:: Material for this exercise

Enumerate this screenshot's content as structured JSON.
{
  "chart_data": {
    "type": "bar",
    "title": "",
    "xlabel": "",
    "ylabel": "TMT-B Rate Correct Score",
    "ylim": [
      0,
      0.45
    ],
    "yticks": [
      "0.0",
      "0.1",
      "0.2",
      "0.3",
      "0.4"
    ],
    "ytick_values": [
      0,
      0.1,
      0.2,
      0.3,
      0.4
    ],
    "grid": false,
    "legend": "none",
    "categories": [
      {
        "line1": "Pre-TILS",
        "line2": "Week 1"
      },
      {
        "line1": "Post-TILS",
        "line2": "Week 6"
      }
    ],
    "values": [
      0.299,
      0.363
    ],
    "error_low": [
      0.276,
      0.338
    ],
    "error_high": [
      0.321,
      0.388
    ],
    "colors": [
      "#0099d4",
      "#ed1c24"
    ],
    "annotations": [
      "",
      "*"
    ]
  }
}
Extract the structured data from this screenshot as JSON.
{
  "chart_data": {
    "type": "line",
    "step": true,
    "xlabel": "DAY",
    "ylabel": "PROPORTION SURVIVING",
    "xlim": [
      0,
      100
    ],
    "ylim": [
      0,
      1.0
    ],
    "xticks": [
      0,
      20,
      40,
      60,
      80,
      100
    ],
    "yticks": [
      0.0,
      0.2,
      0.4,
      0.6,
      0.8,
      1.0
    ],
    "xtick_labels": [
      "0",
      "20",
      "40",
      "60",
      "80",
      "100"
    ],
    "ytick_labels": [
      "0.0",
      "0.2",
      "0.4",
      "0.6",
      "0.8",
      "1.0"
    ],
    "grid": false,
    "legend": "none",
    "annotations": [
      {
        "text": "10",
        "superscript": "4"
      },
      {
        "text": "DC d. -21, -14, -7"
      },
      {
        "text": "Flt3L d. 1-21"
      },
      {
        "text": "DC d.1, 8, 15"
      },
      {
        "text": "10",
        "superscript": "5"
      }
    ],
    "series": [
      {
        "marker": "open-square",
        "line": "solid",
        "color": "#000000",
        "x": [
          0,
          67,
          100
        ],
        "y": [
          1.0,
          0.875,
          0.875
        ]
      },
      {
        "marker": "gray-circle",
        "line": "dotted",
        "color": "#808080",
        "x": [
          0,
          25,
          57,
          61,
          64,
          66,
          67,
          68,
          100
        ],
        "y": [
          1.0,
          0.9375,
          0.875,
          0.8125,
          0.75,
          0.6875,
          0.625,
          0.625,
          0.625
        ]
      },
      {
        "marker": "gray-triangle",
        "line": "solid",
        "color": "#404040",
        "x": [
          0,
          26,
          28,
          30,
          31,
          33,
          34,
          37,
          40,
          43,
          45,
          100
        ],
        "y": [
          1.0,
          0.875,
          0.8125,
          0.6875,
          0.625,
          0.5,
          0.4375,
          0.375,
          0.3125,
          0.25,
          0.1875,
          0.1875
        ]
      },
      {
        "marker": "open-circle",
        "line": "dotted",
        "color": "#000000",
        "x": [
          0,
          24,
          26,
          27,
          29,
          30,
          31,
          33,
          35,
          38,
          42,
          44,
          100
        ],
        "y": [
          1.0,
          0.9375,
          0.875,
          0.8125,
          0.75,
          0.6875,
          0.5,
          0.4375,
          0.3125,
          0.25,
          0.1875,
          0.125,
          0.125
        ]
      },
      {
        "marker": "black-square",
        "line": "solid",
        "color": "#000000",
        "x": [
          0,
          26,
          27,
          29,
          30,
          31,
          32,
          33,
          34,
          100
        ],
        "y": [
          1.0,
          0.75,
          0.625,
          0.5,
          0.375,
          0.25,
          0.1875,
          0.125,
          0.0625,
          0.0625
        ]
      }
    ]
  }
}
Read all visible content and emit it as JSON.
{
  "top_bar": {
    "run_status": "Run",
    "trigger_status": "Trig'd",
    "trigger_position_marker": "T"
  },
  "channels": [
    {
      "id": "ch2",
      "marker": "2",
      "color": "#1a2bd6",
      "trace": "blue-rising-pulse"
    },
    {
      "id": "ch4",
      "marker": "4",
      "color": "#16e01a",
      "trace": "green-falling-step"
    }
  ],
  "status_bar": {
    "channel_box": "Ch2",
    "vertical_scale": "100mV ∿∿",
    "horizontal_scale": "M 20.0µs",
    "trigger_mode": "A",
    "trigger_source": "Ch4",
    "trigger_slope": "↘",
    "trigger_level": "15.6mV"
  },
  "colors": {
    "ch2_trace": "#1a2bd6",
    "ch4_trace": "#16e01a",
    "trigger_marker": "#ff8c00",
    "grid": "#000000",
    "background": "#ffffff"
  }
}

::::

# Work instructions:
Find every line of the data that holds the string "ylabel", then say how many there are and nothing else.

# Finished answer:
2